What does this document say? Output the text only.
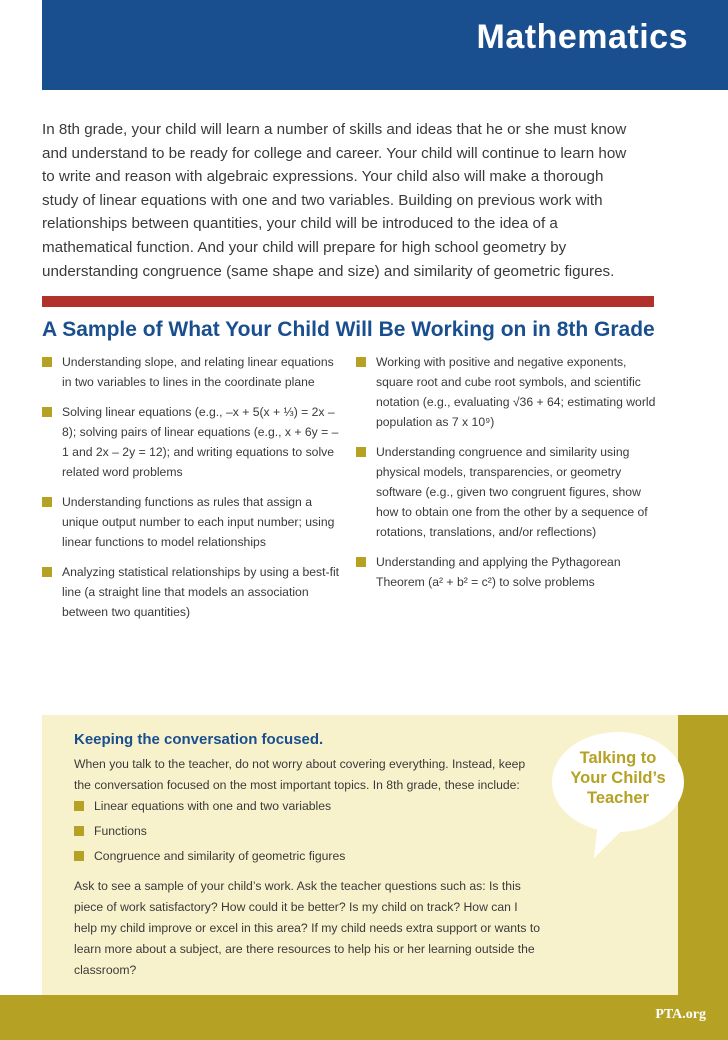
Mathematics
In 8th grade, your child will learn a number of skills and ideas that he or she must know and understand to be ready for college and career. Your child will continue to learn how to write and reason with algebraic expressions. Your child also will make a thorough study of linear equations with one and two variables. Building on previous work with relationships between quantities, your child will be introduced to the idea of a mathematical function. And your child will prepare for high school geometry by understanding congruence (same shape and size) and similarity of geometric figures.
A Sample of What Your Child Will Be Working on in 8th Grade
Understanding slope, and relating linear equations in two variables to lines in the coordinate plane
Solving linear equations (e.g., –x + 5(x + ⅓) = 2x – 8); solving pairs of linear equations (e.g., x + 6y = –1 and 2x – 2y = 12); and writing equations to solve related word problems
Understanding functions as rules that assign a unique output number to each input number; using linear functions to model relationships
Analyzing statistical relationships by using a best-fit line (a straight line that models an association between two quantities)
Working with positive and negative exponents, square root and cube root symbols, and scientific notation (e.g., evaluating √36 + 64; estimating world population as 7 x 10⁹)
Understanding congruence and similarity using physical models, transparencies, or geometry software (e.g., given two congruent figures, show how to obtain one from the other by a sequence of rotations, translations, and/or reflections)
Understanding and applying the Pythagorean Theorem (a² + b² = c²) to solve problems
Keeping the conversation focused.
When you talk to the teacher, do not worry about covering everything. Instead, keep the conversation focused on the most important topics. In 8th grade, these include:
Linear equations with one and two variables
Functions
Congruence and similarity of geometric figures
Ask to see a sample of your child’s work. Ask the teacher questions such as: Is this piece of work satisfactory? How could it be better? Is my child on track? How can I help my child improve or excel in this area? If my child needs extra support or wants to learn more about a subject, are there resources to help his or her learning outside the classroom?
Talking to
Your Child’s
Teacher
PTA.org
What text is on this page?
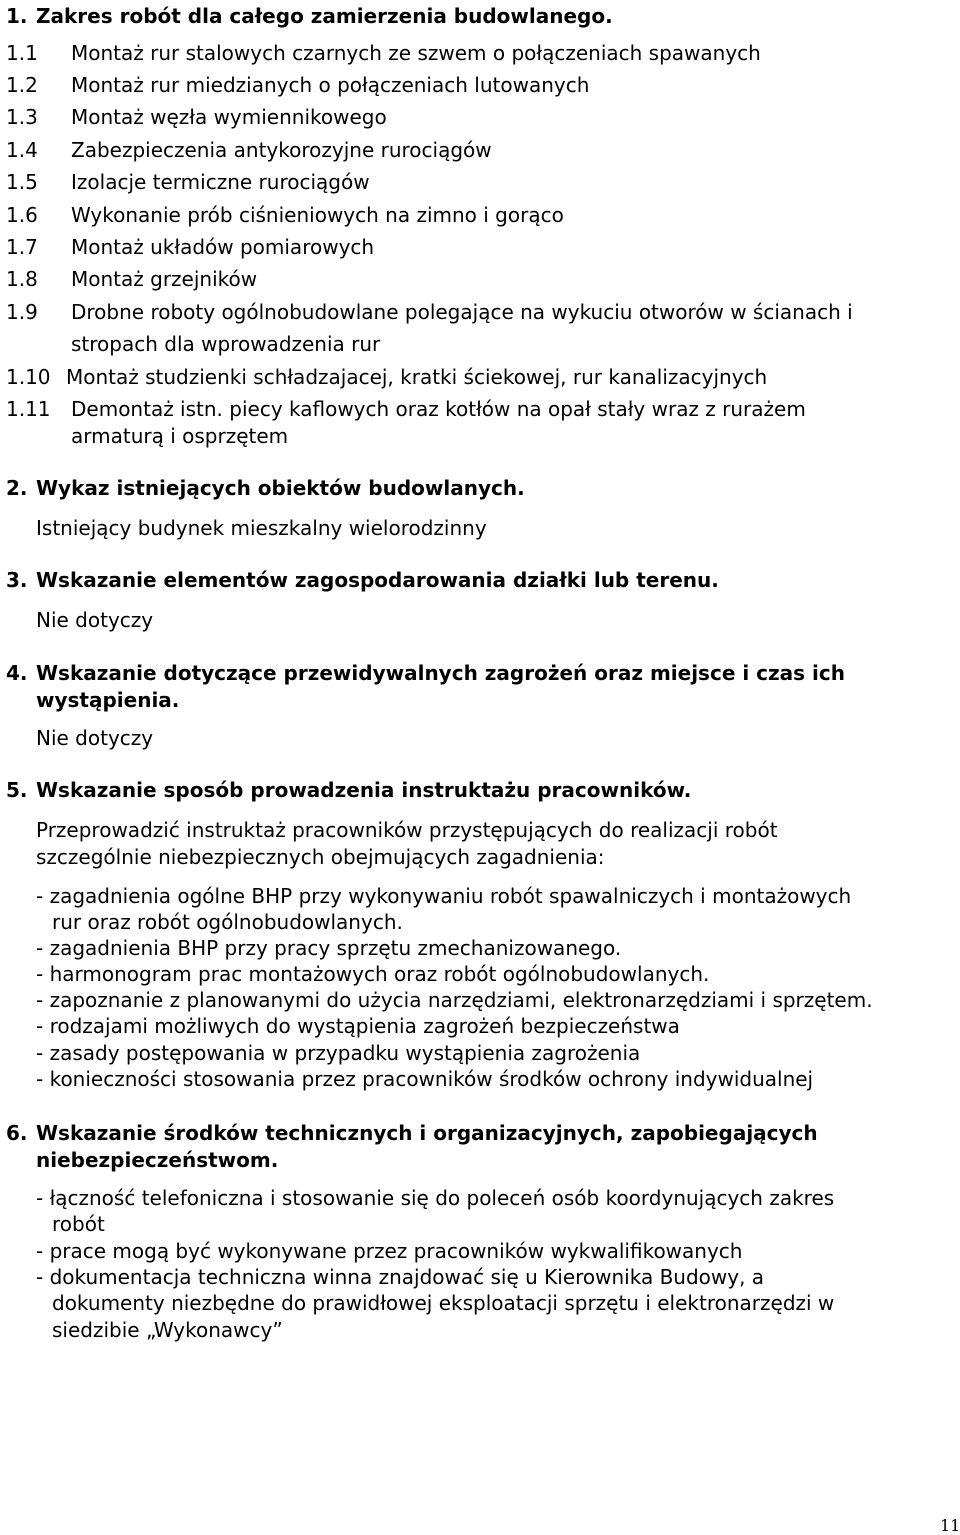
1. Zakres robót dla całego zamierzenia budowlanego.
1.1 Montaż rur stalowych czarnych ze szwem o połączeniach spawanych
1.2 Montaż rur miedzianych o połączeniach lutowanych
1.3 Montaż węzła wymiennikowego
1.4 Zabezpieczenia antykorozyjne rurociągów
1.5 Izolacje termiczne rurociągów
1.6 Wykonanie prób ciśnieniowych na zimno i gorąco
1.7 Montaż układów pomiarowych
1.8 Montaż grzejników
1.9 Drobne roboty ogólnobudowlane polegające na wykuciu otworów w ścianach i
stropach dla wprowadzenia rur
1.10 Montaż studzienki schładzajacej, kratki ściekowej, rur kanalizacyjnych
1.11 Demontaż istn. piecy kaflowych oraz kotłów na opał stały wraz z rurażem
armaturą i osprzętem
2. Wykaz istniejących obiektów budowlanych.
Istniejący budynek mieszkalny wielorodzinny
3. Wskazanie elementów zagospodarowania działki lub terenu.
Nie dotyczy
4. Wskazanie dotyczące przewidywalnych zagrożeń oraz miejsce i czas ich
wystąpienia.
Nie dotyczy
5. Wskazanie sposób prowadzenia instruktażu pracowników.
Przeprowadzić instruktaż pracowników przystępujących do realizacji robót
szczególnie niebezpiecznych obejmujących zagadnienia:
- zagadnienia ogólne BHP przy wykonywaniu robót spawalniczych i montażowych
rur oraz robót ogólnobudowlanych.
- zagadnienia BHP przy pracy sprzętu zmechanizowanego.
- harmonogram prac montażowych oraz robót ogólnobudowlanych.
- zapoznanie z planowanymi do użycia narzędziami, elektronarzędziami i sprzętem.
- rodzajami możliwych do wystąpienia zagrożeń bezpieczeństwa
- zasady postępowania w przypadku wystąpienia zagrożenia
- konieczności stosowania przez pracowników środków ochrony indywidualnej
6. Wskazanie środków technicznych i organizacyjnych, zapobiegających
niebezpieczeństwom.
- łączność telefoniczna i stosowanie się do poleceń osób koordynujących zakres
robót
- prace mogą być wykonywane przez pracowników wykwalifikowanych
- dokumentacja techniczna winna znajdować się u Kierownika Budowy, a
dokumenty niezbędne do prawidłowej eksploatacji sprzętu i elektronarzędzi w
siedzibie „Wykonawcy”
11
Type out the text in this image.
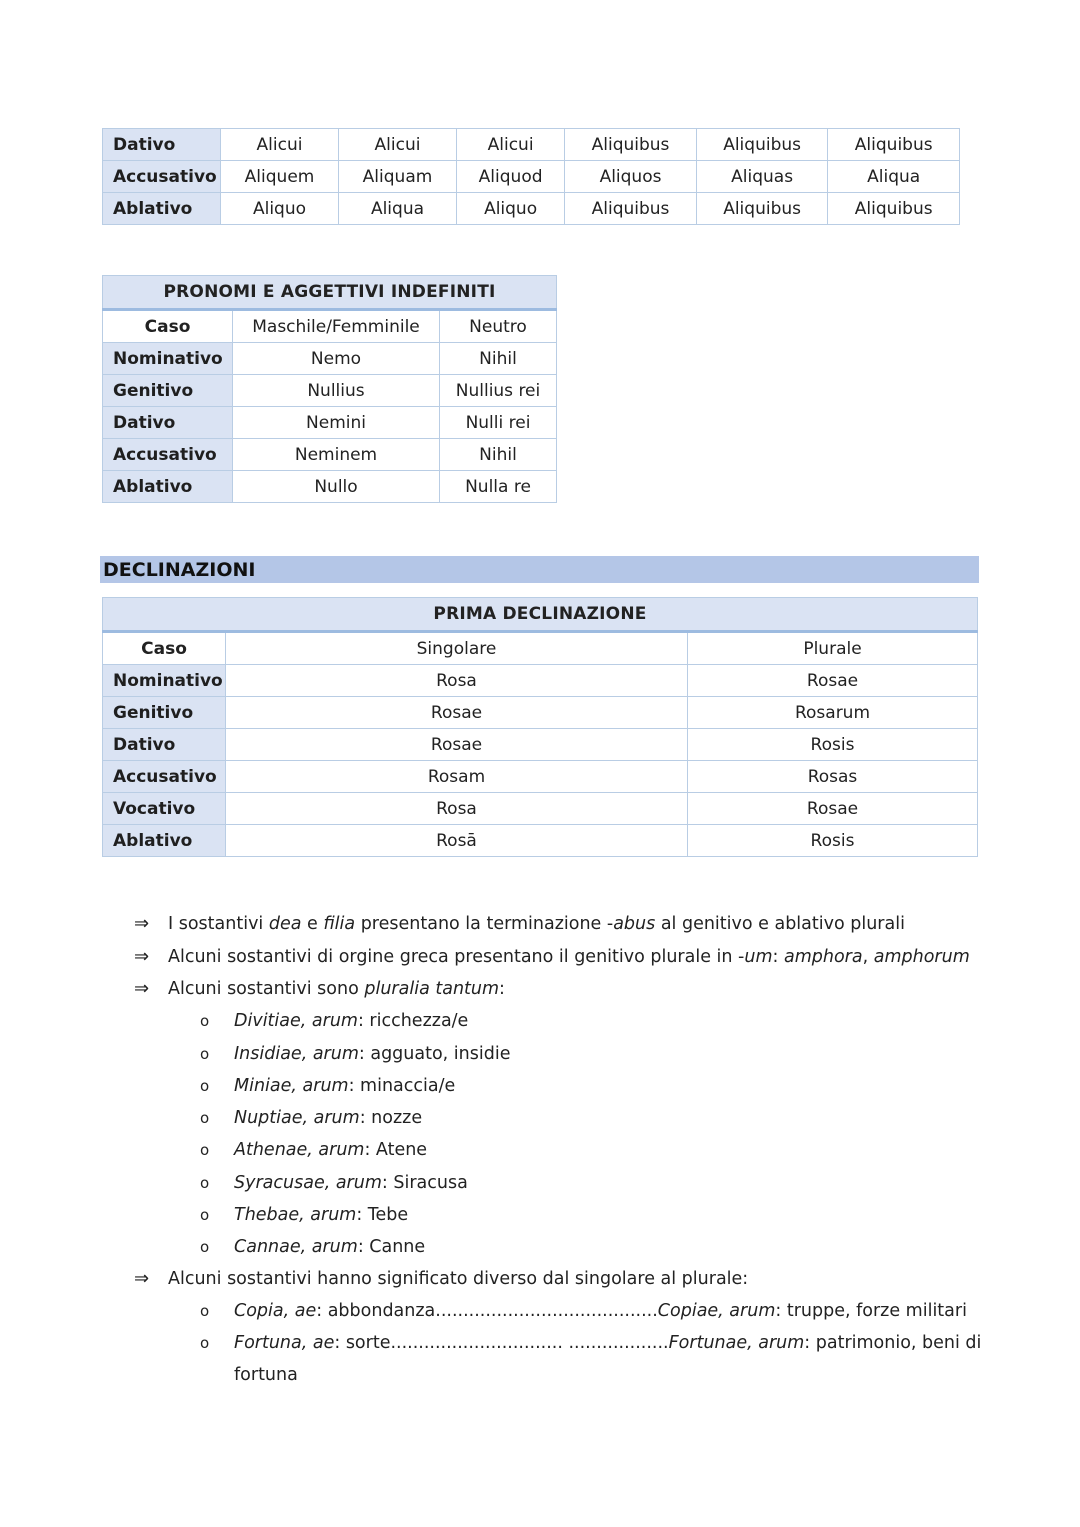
Dativo	Alicui	Alicui	Alicui	Aliquibus	Aliquibus	Aliquibus
Accusativo	Aliquem	Aliquam	Aliquod	Aliquos	Aliquas	Aliqua
Ablativo	Aliquo	Aliqua	Aliquo	Aliquibus	Aliquibus	Aliquibus
PRONOMI E AGGETTIVI INDEFINITI		
Caso	Maschile/Femminile	Neutro
Nominativo	Nemo	Nihil
Genitivo	Nullius	Nullius rei
Dativo	Nemini	Nulli rei
Accusativo	Neminem	Nihil
Ablativo	Nullo	Nulla re
DECLINAZIONI
PRIMA DECLINAZIONE		
Caso	Singolare	Plurale
Nominativo	Rosa	Rosae
Genitivo	Rosae	Rosarum
Dativo	Rosae	Rosis
Accusativo	Rosam	Rosas
Vocativo	Rosa	Rosae
Ablativo	Rosā	Rosis
⇒ I sostantivi dea e filia presentano la terminazione -abus al genitivo e ablativo plurali
⇒ Alcuni sostantivi di orgine greca presentano il genitivo plurale in -um: amphora, amphorum
⇒ Alcuni sostantivi sono pluralia tantum:
o Divitiae, arum: ricchezza/e
o Insidiae, arum: agguato, insidie
o Miniae, arum: minaccia/e
o Nuptiae, arum: nozze
o Athenae, arum: Atene
o Syracusae, arum: Siracusa
o Thebae, arum: Tebe
o Cannae, arum: Canne
⇒ Alcuni sostantivi hanno significato diverso dal singolare al plurale:
o Copia, ae: abbondanza........................................Copiae, arum: truppe, forze militari
o Fortuna, ae: sorte............................... ..................Fortunae, arum: patrimonio, beni di
fortuna
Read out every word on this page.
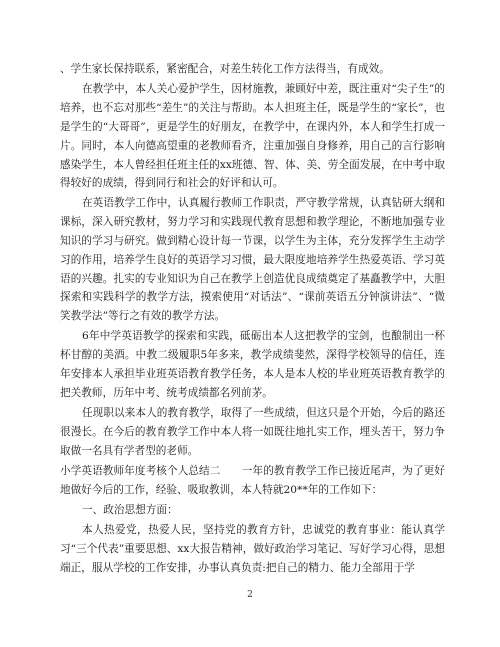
、学生家长保持联系，紧密配合，对差生转化工作方法得当，有成效。

在教学中，本人关心爱护学生，因材施教，兼顾好中差，既注重对“尖子生”的培养，也不忘对那些“差生”的关注与帮助。本人担班主任，既是学生的“家长”，也是学生的“大哥哥”，更是学生的好朋友，在教学中，在课内外，本人和学生打成一片。同时，本人向德高望重的老教师看齐，注重加强自身修养，用自己的言行影响感染学生，本人曾经担任班主任的xx班德、智、体、美、劳全面发展，在中考中取得较好的成绩，得到同行和社会的好评和认可。

在英语教学工作中，认真履行教师工作职责，严守教学常规，认真钻研大纲和课标，深入研究教材，努力学习和实践现代教育思想和教学理论，不断地加强专业知识的学习与研究。做到精心设计每一节课，以学生为主体，充分发挥学生主动学习的作用，培养学生良好的英语学习习惯，最大限度地培养学生热爱英语、学习英语的兴趣。扎实的专业知识为自己在教学上创造优良成绩奠定了基矗教学中，大胆探索和实践科学的教学方法，摸索使用“对话法”、“课前英语五分钟演讲法”、“微笑教学法”等行之有效的教学方法。

6年中学英语教学的探索和实践，砥砺出本人这把教学的宝剑，也酿制出一杯杯甘醇的美酒。中教二级履职5年多来，教学成绩斐然，深得学校领导的信任，连年安排本人承担毕业班英语教育教学任务，本人是本人校的毕业班英语教育教学的把关教师，历年中考、统考成绩都名列前茅。

任现职以来本人的教育教学，取得了一些成绩，但这只是个开始，今后的路还很漫长。在今后的教育教学工作中本人将一如既往地扎实工作，埋头苦干，努力争取做一名具有学者型的老师。

小学英语教师年度考核个人总结二　　一年的教育教学工作已接近尾声，为了更好地做好今后的工作，经验、吸取教训，本人特就20**年的工作如下：

一、政治思想方面：

本人热爱党，热爱人民，坚持党的教育方针，忠诚党的教育事业：能认真学习“三个代表”重要思想、xx大报告精神，做好政治学习笔记、写好学习心得，思想端正，服从学校的工作安排，办事认真负责:把自己的精力、能力全部用于学

2
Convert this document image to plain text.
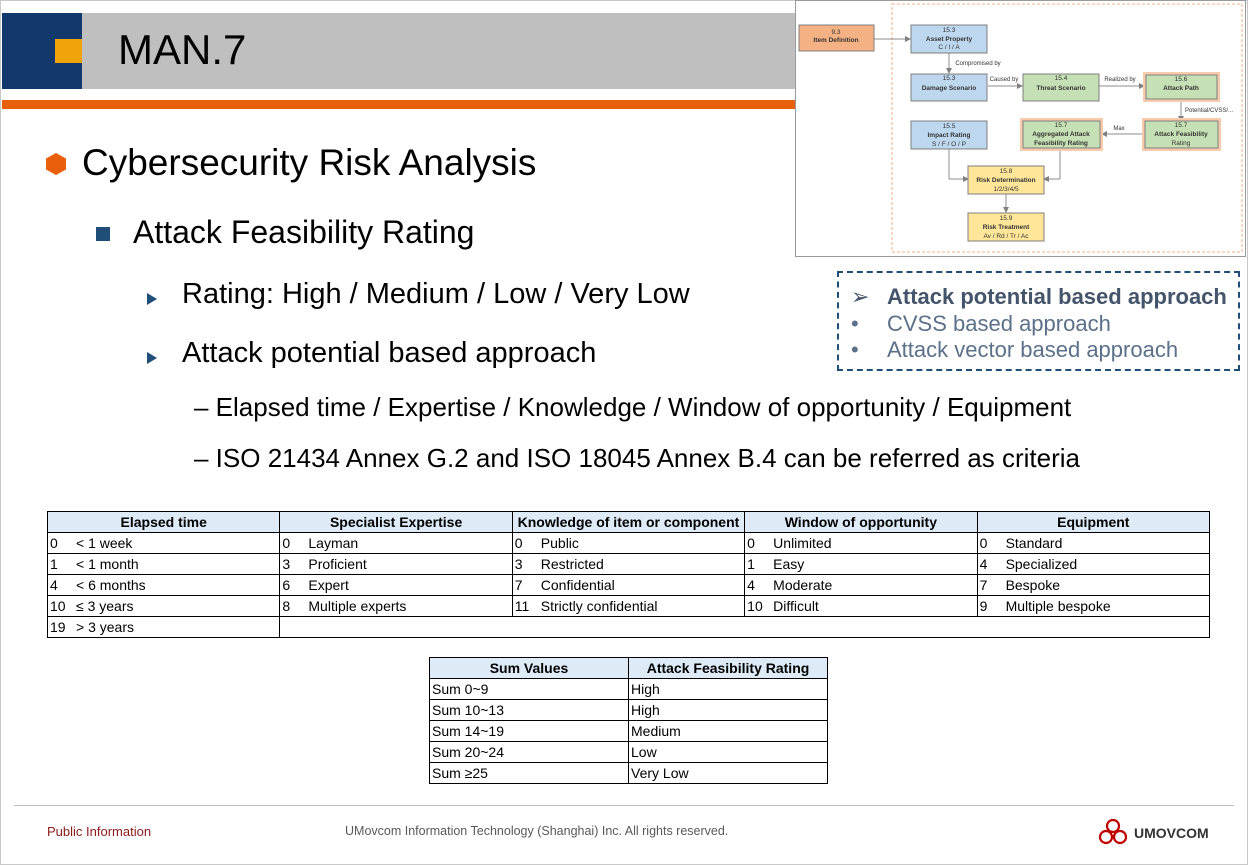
MAN.7
Cybersecurity Risk Analysis
Attack Feasibility Rating
Rating: High / Medium / Low / Very Low
Attack potential based approach
– Elapsed time / Expertise / Knowledge / Window of opportunity / Equipment
– ISO 21434 Annex G.2 and ISO 18045 Annex B.4 can be referred as criteria
➢ Attack potential based approach
• CVSS based approach
• Attack vector based approach
9.3
Item Definition
15.3
Asset Property
C / I / A
Compromised by
15.3
Damage Scenario
Caused by	15.4
Threat Scenario
Realized by	15.6
Attack Path
Potential/CVSS/...
15.5
Impact Rating
S / F / O / P
15.7
Aggregated Attack
Feasibility Rating
Max	15.7
Attack Feasibility
Rating
15.8
Risk Determination
1/2/3/4/5
15.9
Risk Treatment
Av / Rd / Tr / Ac
Elapsed time	Specialist Expertise	Knowledge of item or component	Window of opportunity	Equipment
0 < 1 week	0 Layman	0 Public	0 Unlimited	0 Standard
1 < 1 month	3 Proficient	3 Restricted	1 Easy	4 Specialized
4 < 6 months	6 Expert	7 Confidential	4 Moderate	7 Bespoke
10 ≤ 3 years	8 Multiple experts	11 Strictly confidential	10 Difficult	9 Multiple bespoke
19 > 3 years				
Sum Values	Attack Feasibility Rating
Sum 0~9	High
Sum 10~13	High
Sum 14~19	Medium
Sum 20~24	Low
Sum ≥25	Very Low
Public Information	UMovcom Information Technology (Shanghai) Inc. All rights reserved.	UMOVCOM
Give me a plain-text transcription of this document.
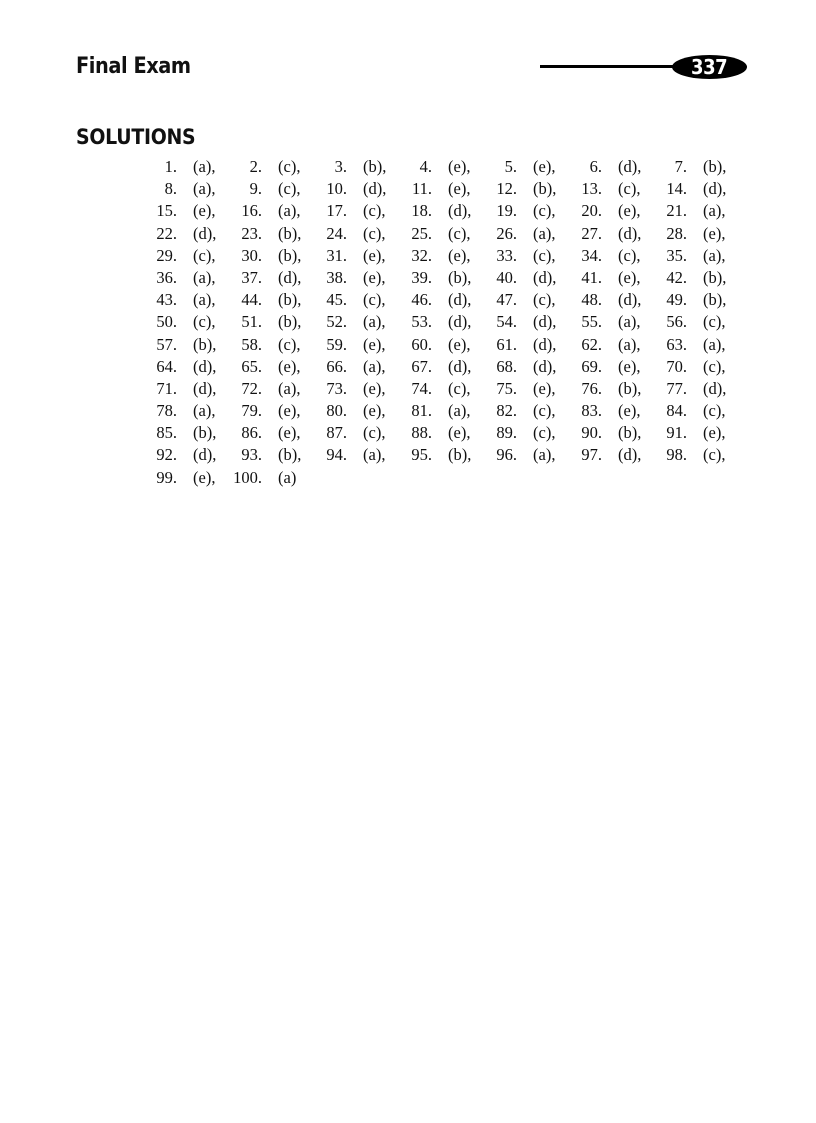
Final Exam	337
SOLUTIONS
1. (a),	2. (c),	3. (b),	4. (e),	5. (e),	6. (d),	7. (b),
8. (a),	9. (c),	10. (d),	11. (e),	12. (b),	13. (c),	14. (d),
15. (e),	16. (a),	17. (c),	18. (d),	19. (c),	20. (e),	21. (a),
22. (d),	23. (b),	24. (c),	25. (c),	26. (a),	27. (d),	28. (e),
29. (c),	30. (b),	31. (e),	32. (e),	33. (c),	34. (c),	35. (a),
36. (a),	37. (d),	38. (e),	39. (b),	40. (d),	41. (e),	42. (b),
43. (a),	44. (b),	45. (c),	46. (d),	47. (c),	48. (d),	49. (b),
50. (c),	51. (b),	52. (a),	53. (d),	54. (d),	55. (a),	56. (c),
57. (b),	58. (c),	59. (e),	60. (e),	61. (d),	62. (a),	63. (a),
64. (d),	65. (e),	66. (a),	67. (d),	68. (d),	69. (e),	70. (c),
71. (d),	72. (a),	73. (e),	74. (c),	75. (e),	76. (b),	77. (d),
78. (a),	79. (e),	80. (e),	81. (a),	82. (c),	83. (e),	84. (c),
85. (b),	86. (e),	87. (c),	88. (e),	89. (c),	90. (b),	91. (e),
92. (d),	93. (b),	94. (a),	95. (b),	96. (a),	97. (d),	98. (c),
99. (e),	100. (a)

__________________________________________________

** Exercise prompt **
Using the listing, collect all lines in which the string "What" is found.

** Response to this exercise **
What does this document say? Output the text only.
A Sample of What Your Child Will Be Working on in 8th Grade
What text is on this page?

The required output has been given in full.